• **Exercise task**
Can you write out all of the material below, word for word?

• **Raw records**
* * * * * * *
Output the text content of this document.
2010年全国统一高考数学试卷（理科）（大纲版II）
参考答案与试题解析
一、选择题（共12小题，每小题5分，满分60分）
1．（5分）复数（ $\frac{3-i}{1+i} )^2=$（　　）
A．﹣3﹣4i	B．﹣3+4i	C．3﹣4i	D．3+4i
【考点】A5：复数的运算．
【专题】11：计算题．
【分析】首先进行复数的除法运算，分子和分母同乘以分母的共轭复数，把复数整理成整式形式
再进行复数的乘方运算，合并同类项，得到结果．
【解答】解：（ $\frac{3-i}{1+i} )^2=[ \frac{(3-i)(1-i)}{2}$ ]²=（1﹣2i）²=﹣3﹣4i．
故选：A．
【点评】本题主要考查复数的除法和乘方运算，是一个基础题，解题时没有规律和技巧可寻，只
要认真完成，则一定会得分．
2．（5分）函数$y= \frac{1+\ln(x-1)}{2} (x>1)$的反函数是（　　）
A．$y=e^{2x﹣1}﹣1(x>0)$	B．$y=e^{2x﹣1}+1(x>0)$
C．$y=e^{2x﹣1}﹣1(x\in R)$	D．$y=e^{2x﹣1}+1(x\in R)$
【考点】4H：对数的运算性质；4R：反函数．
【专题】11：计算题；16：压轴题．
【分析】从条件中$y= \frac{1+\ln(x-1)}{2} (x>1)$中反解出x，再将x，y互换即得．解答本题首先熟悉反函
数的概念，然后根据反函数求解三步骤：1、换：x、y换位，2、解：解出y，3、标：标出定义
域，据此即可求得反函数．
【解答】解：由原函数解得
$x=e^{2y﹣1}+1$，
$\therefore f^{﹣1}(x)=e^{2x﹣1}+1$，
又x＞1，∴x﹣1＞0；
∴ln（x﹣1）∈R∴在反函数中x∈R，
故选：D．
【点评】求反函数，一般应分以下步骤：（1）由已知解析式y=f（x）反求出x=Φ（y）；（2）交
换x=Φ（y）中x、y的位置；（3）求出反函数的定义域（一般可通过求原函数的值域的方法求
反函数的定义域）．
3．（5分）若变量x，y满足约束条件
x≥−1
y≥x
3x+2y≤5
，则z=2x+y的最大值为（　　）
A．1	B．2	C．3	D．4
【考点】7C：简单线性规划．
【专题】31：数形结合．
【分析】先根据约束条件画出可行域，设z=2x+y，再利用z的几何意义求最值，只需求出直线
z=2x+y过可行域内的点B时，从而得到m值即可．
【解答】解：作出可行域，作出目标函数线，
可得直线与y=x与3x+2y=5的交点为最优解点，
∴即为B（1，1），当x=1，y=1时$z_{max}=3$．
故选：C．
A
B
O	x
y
* * * * * * *
• **Result of the exercise**
Output the text content of this document.
2010年全国统一高考数学试卷（理科）（大纲版II）
参考答案与试题解析
一、选择题（共12小题，每小题5分，满分60分）
1．（5分）复数（ $\frac{3-i}{1+i} )^2=$（　　）
A．﹣3﹣4i	B．﹣3+4i	C．3﹣4i	D．3+4i
【考点】A5：复数的运算．
【专题】11：计算题．
【分析】首先进行复数的除法运算，分子和分母同乘以分母的共轭复数，把复数整理成整式形式
再进行复数的乘方运算，合并同类项，得到结果．
【解答】解：（ $\frac{3-i}{1+i} )^2=[ \frac{(3-i)(1-i)}{2}$ ]²=（1﹣2i）²=﹣3﹣4i．
故选：A．
【点评】本题主要考查复数的除法和乘方运算，是一个基础题，解题时没有规律和技巧可寻，只
要认真完成，则一定会得分．
2．（5分）函数$y= \frac{1+\ln(x-1)}{2} (x>1)$的反函数是（　　）
A．$y=e^{2x﹣1}﹣1(x>0)$	B．$y=e^{2x﹣1}+1(x>0)$
C．$y=e^{2x﹣1}﹣1(x\in R)$	D．$y=e^{2x﹣1}+1(x\in R)$
【考点】4H：对数的运算性质；4R：反函数．
【专题】11：计算题；16：压轴题．
【分析】从条件中$y= \frac{1+\ln(x-1)}{2} (x>1)$中反解出x，再将x，y互换即得．解答本题首先熟悉反函
数的概念，然后根据反函数求解三步骤：1、换：x、y换位，2、解：解出y，3、标：标出定义
域，据此即可求得反函数．
【解答】解：由原函数解得
$x=e^{2y﹣1}+1$，
$\therefore f^{﹣1}(x)=e^{2x﹣1}+1$，
又x＞1，∴x﹣1＞0；
∴ln（x﹣1）∈R∴在反函数中x∈R，
故选：D．
【点评】求反函数，一般应分以下步骤：（1）由已知解析式y=f（x）反求出x=Φ（y）；（2）交
换x=Φ（y）中x、y的位置；（3）求出反函数的定义域（一般可通过求原函数的值域的方法求
反函数的定义域）．
3．（5分）若变量x，y满足约束条件
x≥−1
y≥x
3x+2y≤5
，则z=2x+y的最大值为（　　）
A．1	B．2	C．3	D．4
【考点】7C：简单线性规划．
【专题】31：数形结合．
【分析】先根据约束条件画出可行域，设z=2x+y，再利用z的几何意义求最值，只需求出直线
z=2x+y过可行域内的点B时，从而得到m值即可．
【解答】解：作出可行域，作出目标函数线，
可得直线与y=x与3x+2y=5的交点为最优解点，
∴即为B（1，1），当x=1，y=1时$z_{max}=3$．
故选：C．
A
B
O	x
y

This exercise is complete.